++++ MATERIAL SHOWN ++++
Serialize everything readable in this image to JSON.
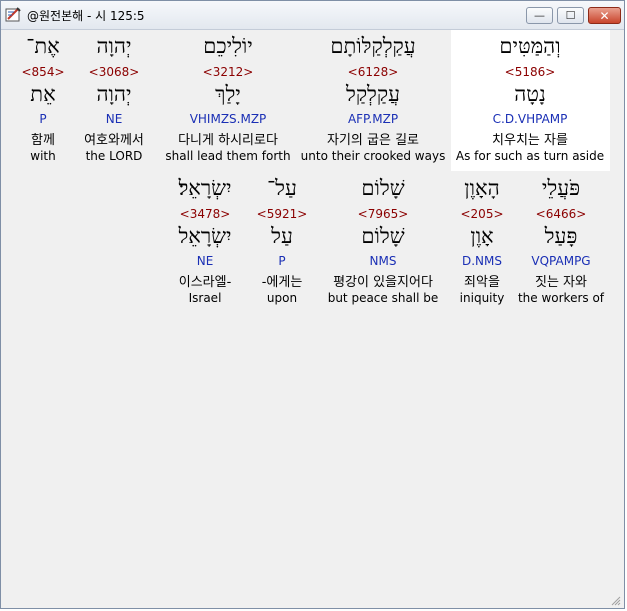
{
  "window": {
    "title": "@원전본해 - 시 125:5",
    "minimize_glyph": "—",
    "maximize_glyph": "☐",
    "close_glyph": "✕"
  },
  "words": [
    {
      "id": "w1",
      "hebrew": "וְהַמַּטִּים",
      "strong": "<5186>",
      "lemma": "נָטָה",
      "morph": "C.D.VHPAMP",
      "korean": "치우치는 자를",
      "english": "As for such as turn aside"
    },
    {
      "id": "w2",
      "hebrew": "עֲקַלְקַלּוֹתָם",
      "strong": "<6128>",
      "lemma": "עֲקַלְקַל",
      "morph": "AFP.MZP",
      "korean": "자기의 굽은 길로",
      "english": "unto their crooked ways"
    },
    {
      "id": "w3",
      "hebrew": "יוֹלִיכֵם",
      "strong": "<3212>",
      "lemma": "יָלַךְ",
      "morph": "VHIMZS.MZP",
      "korean": "다니게 하시리로다",
      "english": "shall lead them forth"
    },
    {
      "id": "w4",
      "hebrew": "יְהוָה",
      "strong": "<3068>",
      "lemma": "יְהוָה",
      "morph": "NE",
      "korean": "여호와께서",
      "english": "the LORD"
    },
    {
      "id": "w5",
      "hebrew": "אֶת־",
      "strong": "<854>",
      "lemma": "אֵת",
      "morph": "P",
      "korean": "함께",
      "english": "with"
    },
    {
      "id": "w6",
      "hebrew": "פֹּעֲלֵי",
      "strong": "<6466>",
      "lemma": "פָּעַל",
      "morph": "VQPAMPG",
      "korean": "짓는 자와",
      "english": "the workers of"
    },
    {
      "id": "w7",
      "hebrew": "הָאָוֶן",
      "strong": "<205>",
      "lemma": "אָוֶן",
      "morph": "D.NMS",
      "korean": "죄악을",
      "english": "iniquity"
    },
    {
      "id": "w8",
      "hebrew": "שָׁלוֹם",
      "strong": "<7965>",
      "lemma": "שָׁלוֹם",
      "morph": "NMS",
      "korean": "평강이 있을지어다",
      "english": "but peace shall be"
    },
    {
      "id": "w9",
      "hebrew": "עַל־",
      "strong": "<5921>",
      "lemma": "עַל",
      "morph": "P",
      "korean": "-에게는",
      "english": "upon"
    },
    {
      "id": "w10",
      "hebrew": "יִשְׂרָאֵל׃",
      "strong": "<3478>",
      "lemma": "יִשְׂרָאֵל",
      "morph": "NE",
      "korean": "이스라엘-",
      "english": "Israel"
    }
  ],
  "colors": {
    "strong": "#8b0000",
    "morph": "#1a2fb5",
    "highlight": "#ffffff"
  },
  "icons": {
    "app": "book-pen-icon",
    "resize": "resize-grip-icon"
  }
}
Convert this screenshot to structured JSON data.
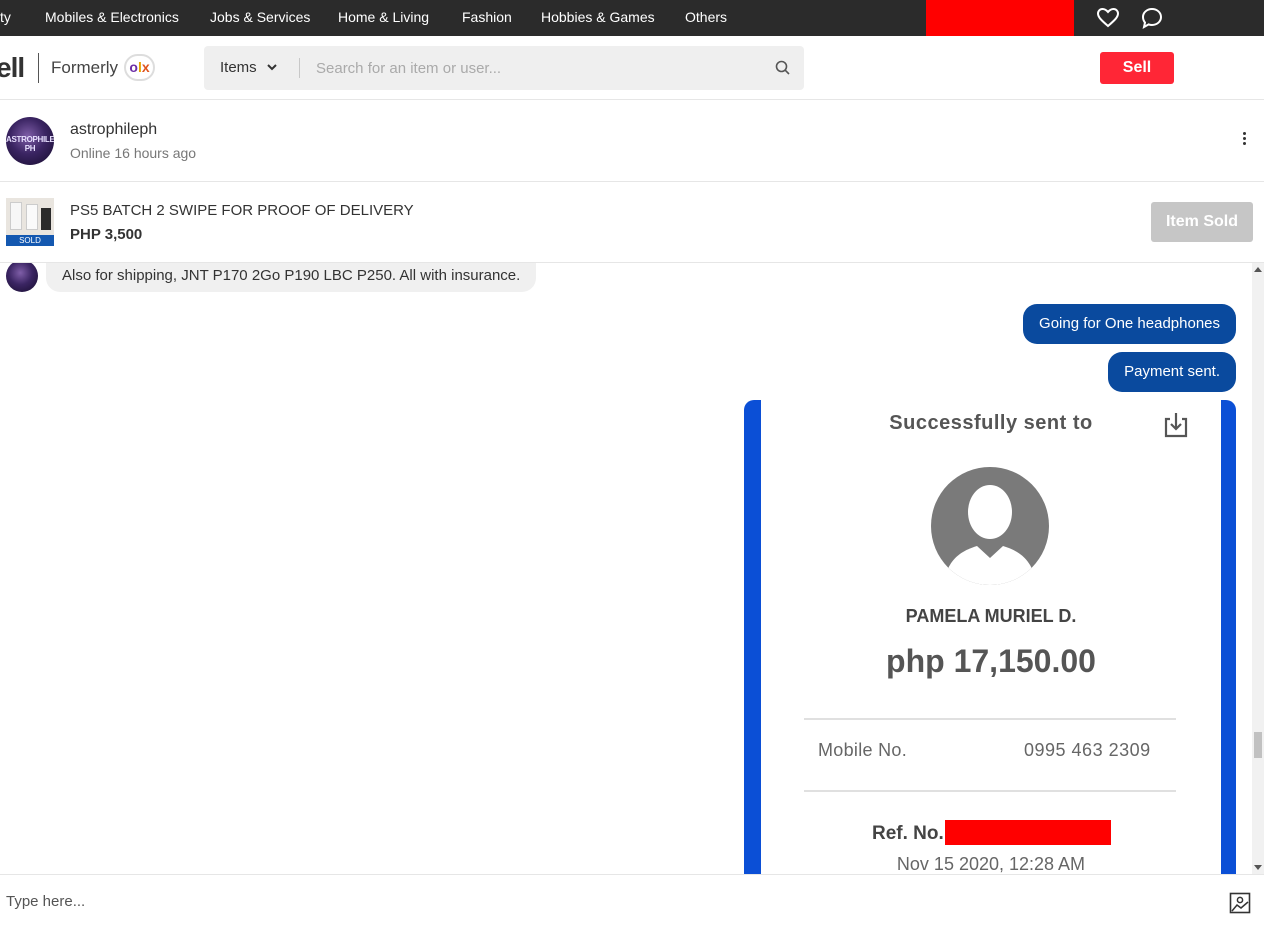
{
  "topnav": {
    "categories": [
      "ty",
      "Mobiles & Electronics",
      "Jobs & Services",
      "Home & Living",
      "Fashion",
      "Hobbies & Games",
      "Others"
    ],
    "icons": [
      "heart-icon",
      "chat-bubble-icon"
    ]
  },
  "header": {
    "logo_text": "ell",
    "formerly_text": "Formerly",
    "olx_text": "OLX",
    "search": {
      "category": "Items",
      "placeholder": "Search for an item or user..."
    },
    "sell_label": "Sell"
  },
  "conversation": {
    "username": "astrophileph",
    "avatar_text": "ASTROPHILE PH",
    "status": "Online 16 hours ago",
    "item": {
      "title": "PS5 BATCH 2 SWIPE FOR PROOF OF DELIVERY",
      "price": "PHP 3,500",
      "badge": "SOLD",
      "status_button": "Item Sold"
    }
  },
  "messages": {
    "incoming": "Also for shipping, JNT P170 2Go P190 LBC P250. All with insurance.",
    "outgoing": [
      "Going for One headphones",
      "Payment sent."
    ],
    "receipt": {
      "title": "Successfully sent to",
      "recipient": "PAMELA MURIEL D.",
      "amount": "php 17,150.00",
      "mobile_label": "Mobile No.",
      "mobile_value": "0995 463 2309",
      "ref_label": "Ref. No.",
      "date": "Nov 15 2020, 12:28 AM"
    }
  },
  "composer": {
    "placeholder": "Type here..."
  },
  "colors": {
    "topbar": "#2b2b2b",
    "sell": "#ff2636",
    "outgoing_bubble": "#0a4a9e",
    "receipt_border": "#0b4fd6",
    "redaction": "#ff0000"
  }
}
++++
WORK TO COMPLETE - Using the records above, copy each line that contains "morph".

OUTPUT FOR THIS TASK -
      "morph": "C.D.VHPAMP",
      "morph": "AFP.MZP",
      "morph": "VHIMZS.MZP",
      "morph": "NE",
      "morph": "P",
      "morph": "VQPAMPG",
      "morph": "D.NMS",
      "morph": "NMS",
      "morph": "P",
      "morph": "NE",
    "morph": "#1a2fb5",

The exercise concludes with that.